>>>>>

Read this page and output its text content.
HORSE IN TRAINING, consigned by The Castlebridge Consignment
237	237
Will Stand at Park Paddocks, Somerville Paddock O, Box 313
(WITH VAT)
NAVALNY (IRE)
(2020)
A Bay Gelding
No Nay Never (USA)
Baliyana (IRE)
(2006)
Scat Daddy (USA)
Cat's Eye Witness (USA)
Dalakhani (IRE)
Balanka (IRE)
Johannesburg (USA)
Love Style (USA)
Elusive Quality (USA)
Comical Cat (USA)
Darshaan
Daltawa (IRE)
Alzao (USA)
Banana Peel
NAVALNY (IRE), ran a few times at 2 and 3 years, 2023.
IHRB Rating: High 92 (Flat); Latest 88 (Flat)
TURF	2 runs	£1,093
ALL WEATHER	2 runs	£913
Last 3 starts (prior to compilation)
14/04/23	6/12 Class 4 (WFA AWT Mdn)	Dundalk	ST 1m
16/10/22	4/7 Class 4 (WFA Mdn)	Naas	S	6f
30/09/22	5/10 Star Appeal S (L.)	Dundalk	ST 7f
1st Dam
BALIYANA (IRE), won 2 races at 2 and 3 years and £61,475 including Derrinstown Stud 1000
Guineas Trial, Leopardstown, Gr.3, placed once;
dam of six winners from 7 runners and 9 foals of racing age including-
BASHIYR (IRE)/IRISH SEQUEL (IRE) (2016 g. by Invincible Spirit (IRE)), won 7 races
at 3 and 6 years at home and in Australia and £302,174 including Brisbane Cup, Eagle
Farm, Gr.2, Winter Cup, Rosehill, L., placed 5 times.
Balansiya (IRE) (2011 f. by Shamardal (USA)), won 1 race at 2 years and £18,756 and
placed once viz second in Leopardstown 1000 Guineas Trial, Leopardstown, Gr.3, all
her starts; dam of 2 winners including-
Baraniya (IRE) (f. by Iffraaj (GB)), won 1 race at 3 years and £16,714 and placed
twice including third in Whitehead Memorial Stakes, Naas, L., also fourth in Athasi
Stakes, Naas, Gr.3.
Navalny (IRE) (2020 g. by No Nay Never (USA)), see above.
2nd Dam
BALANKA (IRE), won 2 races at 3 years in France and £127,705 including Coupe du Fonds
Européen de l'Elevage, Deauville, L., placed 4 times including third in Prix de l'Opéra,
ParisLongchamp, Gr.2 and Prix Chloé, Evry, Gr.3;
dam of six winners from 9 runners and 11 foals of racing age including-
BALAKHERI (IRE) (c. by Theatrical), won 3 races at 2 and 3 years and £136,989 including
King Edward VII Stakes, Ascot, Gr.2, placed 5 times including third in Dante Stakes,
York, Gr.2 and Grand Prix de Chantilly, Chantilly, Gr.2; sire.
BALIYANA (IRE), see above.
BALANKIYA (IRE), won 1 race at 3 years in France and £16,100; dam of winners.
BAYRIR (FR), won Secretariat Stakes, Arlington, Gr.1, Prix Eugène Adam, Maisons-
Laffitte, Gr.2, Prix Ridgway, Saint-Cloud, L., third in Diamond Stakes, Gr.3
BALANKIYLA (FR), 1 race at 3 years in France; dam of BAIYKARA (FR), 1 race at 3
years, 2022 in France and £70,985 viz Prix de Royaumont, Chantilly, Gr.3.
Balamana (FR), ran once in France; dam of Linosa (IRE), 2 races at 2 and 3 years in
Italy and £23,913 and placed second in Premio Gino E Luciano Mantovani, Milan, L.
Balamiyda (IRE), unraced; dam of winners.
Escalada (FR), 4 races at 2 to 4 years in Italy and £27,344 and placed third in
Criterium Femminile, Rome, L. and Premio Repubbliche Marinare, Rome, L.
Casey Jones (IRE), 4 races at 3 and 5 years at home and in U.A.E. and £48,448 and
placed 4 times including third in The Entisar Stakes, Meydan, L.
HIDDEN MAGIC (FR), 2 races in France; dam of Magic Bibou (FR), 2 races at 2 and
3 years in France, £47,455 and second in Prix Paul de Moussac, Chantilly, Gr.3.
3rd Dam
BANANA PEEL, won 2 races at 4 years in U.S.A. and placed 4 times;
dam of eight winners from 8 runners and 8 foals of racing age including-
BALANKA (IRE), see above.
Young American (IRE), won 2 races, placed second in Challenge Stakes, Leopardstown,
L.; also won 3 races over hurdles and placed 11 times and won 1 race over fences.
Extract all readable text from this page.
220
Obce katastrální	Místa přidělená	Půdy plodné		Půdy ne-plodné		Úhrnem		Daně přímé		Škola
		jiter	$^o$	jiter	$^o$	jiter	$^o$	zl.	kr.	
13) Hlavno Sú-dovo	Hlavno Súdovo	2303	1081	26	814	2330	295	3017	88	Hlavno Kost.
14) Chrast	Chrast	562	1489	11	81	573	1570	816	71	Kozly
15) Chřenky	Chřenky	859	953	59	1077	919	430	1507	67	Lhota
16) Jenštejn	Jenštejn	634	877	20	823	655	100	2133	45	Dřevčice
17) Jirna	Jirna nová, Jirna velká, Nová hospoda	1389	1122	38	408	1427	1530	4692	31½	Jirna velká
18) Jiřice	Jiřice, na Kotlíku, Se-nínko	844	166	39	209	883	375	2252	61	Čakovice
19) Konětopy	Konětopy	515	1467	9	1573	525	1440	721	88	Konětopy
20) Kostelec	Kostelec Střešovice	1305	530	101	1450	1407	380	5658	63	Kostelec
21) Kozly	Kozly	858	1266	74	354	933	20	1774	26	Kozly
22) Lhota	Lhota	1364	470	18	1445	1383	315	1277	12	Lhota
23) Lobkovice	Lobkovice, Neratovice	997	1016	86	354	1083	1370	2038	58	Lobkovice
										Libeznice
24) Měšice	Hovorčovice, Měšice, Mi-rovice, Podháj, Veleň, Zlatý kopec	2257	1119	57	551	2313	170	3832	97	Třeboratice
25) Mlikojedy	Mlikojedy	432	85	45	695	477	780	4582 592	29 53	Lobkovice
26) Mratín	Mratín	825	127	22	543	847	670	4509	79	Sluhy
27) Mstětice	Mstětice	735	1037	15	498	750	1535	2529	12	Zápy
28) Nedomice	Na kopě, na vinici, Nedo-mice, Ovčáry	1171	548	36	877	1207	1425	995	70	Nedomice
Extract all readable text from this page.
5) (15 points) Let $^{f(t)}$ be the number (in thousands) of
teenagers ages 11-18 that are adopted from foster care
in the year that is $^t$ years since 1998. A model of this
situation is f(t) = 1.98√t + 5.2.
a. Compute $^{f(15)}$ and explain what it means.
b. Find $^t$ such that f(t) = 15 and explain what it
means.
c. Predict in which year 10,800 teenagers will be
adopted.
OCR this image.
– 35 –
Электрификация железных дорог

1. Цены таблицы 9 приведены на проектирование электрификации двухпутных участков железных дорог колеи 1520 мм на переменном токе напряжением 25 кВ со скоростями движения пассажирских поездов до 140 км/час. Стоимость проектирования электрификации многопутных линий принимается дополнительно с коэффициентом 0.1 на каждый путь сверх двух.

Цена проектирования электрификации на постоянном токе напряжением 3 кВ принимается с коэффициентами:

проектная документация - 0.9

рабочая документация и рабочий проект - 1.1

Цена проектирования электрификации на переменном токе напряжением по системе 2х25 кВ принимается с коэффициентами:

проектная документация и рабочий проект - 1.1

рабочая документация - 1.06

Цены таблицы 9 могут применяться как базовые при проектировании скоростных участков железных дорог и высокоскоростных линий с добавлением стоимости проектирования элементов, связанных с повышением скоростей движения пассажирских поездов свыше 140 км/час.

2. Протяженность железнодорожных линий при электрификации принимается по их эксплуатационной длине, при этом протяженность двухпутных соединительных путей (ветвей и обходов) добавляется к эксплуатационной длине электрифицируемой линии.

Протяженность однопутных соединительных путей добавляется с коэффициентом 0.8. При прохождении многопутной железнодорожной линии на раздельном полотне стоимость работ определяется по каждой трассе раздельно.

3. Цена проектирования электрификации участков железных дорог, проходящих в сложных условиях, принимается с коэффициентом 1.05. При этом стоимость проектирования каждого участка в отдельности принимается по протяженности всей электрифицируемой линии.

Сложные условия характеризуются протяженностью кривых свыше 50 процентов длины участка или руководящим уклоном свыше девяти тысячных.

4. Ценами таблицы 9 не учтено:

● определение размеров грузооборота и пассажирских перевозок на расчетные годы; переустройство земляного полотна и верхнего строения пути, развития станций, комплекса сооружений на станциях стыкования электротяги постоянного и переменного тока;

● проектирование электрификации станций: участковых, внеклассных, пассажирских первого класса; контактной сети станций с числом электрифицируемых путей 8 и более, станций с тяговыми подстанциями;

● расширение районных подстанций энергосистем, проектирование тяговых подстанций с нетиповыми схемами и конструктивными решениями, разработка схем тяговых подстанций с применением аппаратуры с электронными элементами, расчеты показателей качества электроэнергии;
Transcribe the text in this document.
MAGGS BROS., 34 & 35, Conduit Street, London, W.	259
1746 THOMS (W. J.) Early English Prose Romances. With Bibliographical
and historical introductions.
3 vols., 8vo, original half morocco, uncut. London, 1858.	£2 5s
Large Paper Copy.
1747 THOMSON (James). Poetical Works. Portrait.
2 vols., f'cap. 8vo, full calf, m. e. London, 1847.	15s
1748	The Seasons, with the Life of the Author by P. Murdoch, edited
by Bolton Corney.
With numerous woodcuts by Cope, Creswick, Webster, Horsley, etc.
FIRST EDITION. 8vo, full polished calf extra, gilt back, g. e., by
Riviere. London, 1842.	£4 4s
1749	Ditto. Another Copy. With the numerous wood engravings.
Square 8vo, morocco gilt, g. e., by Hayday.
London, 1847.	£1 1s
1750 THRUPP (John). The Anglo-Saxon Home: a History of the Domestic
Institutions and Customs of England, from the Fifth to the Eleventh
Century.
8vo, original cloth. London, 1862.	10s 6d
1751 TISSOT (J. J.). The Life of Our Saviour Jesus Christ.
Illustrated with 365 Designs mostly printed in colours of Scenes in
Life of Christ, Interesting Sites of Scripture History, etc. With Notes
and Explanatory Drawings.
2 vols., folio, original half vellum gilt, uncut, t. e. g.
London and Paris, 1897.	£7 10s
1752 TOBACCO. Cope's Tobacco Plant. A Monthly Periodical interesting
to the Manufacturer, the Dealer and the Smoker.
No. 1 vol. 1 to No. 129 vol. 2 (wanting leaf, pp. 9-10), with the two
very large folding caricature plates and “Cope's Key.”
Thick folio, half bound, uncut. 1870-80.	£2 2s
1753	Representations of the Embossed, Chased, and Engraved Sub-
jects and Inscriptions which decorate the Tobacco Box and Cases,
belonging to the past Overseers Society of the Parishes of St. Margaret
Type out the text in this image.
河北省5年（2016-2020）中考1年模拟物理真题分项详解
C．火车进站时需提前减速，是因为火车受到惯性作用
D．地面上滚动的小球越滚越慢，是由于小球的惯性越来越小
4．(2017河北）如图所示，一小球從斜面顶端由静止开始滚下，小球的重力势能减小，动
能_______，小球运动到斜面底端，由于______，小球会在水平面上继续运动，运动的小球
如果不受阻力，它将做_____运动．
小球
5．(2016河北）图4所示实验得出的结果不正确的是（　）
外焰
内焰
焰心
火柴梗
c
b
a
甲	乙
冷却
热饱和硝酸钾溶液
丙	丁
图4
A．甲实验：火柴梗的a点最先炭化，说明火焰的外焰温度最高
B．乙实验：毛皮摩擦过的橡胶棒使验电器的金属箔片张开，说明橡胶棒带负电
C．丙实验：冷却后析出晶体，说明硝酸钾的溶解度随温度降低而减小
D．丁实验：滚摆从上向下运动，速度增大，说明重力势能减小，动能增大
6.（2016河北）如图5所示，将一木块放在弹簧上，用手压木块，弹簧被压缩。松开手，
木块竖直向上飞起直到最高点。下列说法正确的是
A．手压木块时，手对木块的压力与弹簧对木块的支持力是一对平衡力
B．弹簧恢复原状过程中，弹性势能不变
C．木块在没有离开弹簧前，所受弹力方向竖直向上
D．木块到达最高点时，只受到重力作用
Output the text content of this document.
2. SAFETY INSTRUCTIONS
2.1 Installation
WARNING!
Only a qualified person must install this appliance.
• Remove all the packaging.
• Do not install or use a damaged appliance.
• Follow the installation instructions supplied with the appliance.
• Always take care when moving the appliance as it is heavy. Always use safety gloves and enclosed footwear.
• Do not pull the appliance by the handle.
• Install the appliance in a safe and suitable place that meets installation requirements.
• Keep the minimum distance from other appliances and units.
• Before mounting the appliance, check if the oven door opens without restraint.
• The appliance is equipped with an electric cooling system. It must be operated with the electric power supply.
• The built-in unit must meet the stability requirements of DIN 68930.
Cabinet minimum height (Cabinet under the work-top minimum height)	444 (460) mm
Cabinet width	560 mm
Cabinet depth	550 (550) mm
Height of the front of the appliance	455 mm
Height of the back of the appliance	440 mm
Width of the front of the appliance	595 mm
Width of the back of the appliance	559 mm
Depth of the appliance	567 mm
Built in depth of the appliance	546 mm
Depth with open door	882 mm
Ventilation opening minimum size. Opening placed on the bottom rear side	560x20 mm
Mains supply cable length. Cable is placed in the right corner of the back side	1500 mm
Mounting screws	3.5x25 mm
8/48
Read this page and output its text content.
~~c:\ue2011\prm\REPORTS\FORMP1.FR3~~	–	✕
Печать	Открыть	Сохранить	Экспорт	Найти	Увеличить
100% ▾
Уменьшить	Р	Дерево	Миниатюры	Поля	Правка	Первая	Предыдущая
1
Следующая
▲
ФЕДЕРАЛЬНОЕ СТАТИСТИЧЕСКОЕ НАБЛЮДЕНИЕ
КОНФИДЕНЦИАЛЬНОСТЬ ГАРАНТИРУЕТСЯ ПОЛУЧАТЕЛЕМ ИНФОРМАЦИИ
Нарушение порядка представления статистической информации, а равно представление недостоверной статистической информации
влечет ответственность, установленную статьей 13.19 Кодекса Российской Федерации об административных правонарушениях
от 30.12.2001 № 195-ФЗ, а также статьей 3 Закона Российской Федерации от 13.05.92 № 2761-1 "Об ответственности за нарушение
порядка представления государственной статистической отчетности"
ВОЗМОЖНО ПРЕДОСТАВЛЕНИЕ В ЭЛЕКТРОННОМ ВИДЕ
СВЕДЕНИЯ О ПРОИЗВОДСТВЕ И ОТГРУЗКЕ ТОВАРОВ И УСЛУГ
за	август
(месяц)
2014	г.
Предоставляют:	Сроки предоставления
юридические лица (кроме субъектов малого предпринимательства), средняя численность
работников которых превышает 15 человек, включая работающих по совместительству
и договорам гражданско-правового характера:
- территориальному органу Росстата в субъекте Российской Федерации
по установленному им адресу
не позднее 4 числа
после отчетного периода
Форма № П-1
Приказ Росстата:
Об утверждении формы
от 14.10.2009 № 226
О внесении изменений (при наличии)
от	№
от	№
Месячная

<<<<<

▶ _Work to be completed_
Extract every line above that contains the word "Cope".

▶ _Solution_
With numerous woodcuts by Cope, Creswick, Webster, Horsley, etc.
1752 TOBACCO. Cope's Tobacco Plant. A Monthly Periodical interesting
very large folding caricature plates and “Cope's Key.”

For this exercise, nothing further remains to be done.